== WHAT IS ASKED ==
Work out the number of lines containing "Versorgungsprozentsatz". Give that number alone.

Records
______
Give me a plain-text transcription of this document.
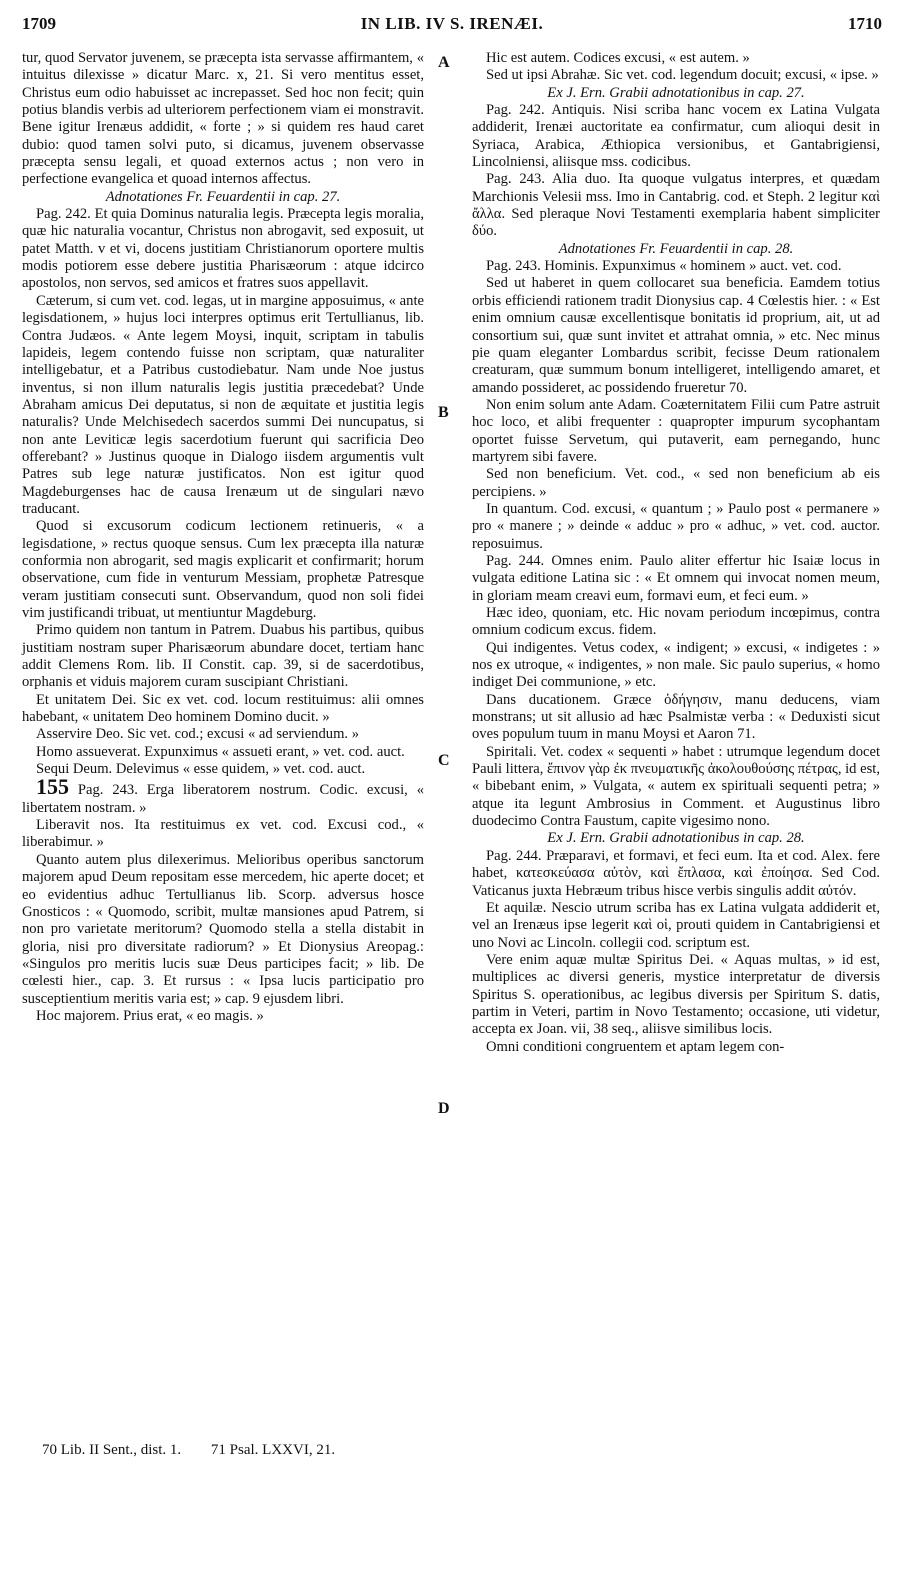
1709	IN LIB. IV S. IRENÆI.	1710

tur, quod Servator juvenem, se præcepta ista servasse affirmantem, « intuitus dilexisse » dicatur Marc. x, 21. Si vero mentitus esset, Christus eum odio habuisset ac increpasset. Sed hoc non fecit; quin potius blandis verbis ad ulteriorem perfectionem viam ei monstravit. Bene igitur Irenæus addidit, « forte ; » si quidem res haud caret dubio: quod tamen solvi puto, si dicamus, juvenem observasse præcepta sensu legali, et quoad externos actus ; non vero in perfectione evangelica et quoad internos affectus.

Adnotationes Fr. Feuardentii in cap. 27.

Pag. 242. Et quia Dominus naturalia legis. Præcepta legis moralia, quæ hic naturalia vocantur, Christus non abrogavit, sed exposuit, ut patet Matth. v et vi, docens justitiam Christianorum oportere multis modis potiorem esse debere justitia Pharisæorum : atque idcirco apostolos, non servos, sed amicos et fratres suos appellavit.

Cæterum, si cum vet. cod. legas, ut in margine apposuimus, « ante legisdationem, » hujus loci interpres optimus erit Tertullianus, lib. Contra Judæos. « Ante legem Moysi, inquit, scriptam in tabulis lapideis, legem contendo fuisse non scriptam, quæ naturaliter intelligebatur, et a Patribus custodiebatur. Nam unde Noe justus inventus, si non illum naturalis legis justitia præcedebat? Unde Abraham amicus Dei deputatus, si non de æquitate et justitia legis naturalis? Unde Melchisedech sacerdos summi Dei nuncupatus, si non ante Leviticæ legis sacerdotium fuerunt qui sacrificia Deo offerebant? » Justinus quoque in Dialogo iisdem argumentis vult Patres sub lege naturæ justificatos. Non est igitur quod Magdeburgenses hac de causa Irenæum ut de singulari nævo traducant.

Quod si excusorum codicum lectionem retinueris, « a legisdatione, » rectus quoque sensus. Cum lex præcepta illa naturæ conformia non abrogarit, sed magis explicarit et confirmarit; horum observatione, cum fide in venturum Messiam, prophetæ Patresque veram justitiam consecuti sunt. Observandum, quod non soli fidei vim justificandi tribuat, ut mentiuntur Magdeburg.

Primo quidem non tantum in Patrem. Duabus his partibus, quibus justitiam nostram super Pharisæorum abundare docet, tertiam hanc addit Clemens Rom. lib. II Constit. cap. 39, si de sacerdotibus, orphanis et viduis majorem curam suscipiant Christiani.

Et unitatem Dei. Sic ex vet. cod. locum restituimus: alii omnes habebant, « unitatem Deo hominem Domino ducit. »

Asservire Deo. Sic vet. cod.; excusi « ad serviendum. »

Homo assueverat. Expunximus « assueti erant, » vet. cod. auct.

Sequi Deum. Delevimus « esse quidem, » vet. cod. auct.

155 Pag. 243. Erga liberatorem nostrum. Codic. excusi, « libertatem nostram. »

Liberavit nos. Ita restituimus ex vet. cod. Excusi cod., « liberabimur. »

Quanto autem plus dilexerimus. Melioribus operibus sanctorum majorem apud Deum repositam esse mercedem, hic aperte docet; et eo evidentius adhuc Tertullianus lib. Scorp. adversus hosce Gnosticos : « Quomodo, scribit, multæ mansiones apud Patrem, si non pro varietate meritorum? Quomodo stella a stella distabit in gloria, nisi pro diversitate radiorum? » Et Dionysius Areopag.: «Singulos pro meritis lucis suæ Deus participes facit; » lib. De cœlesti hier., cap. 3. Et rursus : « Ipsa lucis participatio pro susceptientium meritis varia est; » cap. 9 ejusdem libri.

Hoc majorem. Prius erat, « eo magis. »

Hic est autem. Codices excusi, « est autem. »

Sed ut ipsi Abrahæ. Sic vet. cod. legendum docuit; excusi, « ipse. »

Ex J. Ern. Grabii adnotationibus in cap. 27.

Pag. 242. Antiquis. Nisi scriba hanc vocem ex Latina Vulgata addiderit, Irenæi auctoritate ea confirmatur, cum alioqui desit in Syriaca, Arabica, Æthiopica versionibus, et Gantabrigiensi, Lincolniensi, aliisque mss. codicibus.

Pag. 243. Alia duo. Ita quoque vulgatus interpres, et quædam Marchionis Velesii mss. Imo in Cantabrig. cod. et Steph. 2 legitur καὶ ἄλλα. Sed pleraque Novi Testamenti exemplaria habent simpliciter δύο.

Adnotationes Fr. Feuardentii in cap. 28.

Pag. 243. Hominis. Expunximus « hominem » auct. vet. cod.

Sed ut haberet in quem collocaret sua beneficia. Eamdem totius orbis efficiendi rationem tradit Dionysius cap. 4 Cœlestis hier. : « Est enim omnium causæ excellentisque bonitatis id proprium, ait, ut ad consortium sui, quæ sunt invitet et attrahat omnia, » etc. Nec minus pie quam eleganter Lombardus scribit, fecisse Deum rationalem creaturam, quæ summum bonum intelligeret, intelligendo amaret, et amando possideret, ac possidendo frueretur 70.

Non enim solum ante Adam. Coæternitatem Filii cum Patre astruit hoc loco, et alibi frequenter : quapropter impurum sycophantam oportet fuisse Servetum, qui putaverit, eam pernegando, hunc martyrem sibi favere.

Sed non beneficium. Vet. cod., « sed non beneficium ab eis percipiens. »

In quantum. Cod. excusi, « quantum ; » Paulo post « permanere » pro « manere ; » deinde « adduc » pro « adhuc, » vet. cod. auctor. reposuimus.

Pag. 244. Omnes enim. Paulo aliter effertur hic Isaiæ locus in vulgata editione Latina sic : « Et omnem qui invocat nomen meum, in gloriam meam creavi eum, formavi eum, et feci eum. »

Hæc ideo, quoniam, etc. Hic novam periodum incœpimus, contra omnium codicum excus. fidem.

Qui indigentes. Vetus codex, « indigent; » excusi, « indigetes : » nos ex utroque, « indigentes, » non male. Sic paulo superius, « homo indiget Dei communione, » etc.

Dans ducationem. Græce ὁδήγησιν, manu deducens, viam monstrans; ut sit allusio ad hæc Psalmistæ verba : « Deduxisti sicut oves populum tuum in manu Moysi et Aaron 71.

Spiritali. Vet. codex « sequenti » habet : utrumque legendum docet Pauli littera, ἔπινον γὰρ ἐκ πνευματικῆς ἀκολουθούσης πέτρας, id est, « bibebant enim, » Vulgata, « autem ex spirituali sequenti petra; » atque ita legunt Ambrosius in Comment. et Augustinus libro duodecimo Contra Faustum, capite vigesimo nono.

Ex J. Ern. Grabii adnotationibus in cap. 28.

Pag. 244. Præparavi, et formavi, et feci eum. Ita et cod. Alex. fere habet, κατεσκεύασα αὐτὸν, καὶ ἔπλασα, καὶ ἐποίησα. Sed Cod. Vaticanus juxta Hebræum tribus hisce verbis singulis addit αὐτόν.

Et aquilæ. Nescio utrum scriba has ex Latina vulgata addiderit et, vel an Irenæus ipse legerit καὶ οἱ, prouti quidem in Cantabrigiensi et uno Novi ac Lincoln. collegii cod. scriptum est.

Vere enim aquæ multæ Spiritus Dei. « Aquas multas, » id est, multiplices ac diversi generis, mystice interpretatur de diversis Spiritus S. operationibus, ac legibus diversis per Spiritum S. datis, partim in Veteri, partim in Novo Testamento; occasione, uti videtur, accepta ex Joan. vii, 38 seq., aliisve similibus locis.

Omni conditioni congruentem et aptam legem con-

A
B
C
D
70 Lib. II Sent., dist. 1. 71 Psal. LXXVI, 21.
______
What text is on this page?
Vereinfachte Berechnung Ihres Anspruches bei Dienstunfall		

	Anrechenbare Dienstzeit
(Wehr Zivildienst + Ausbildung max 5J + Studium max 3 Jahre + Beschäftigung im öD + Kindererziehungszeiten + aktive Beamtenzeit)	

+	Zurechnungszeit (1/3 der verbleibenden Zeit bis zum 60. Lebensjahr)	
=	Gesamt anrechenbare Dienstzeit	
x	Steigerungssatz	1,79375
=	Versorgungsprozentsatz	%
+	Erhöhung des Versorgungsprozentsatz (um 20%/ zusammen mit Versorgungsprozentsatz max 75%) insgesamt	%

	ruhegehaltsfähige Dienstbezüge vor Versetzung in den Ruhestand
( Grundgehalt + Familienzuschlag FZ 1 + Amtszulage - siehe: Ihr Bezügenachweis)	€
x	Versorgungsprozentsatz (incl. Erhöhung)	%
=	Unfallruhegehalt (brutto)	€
______
== FINISHED EXERCISE ==
3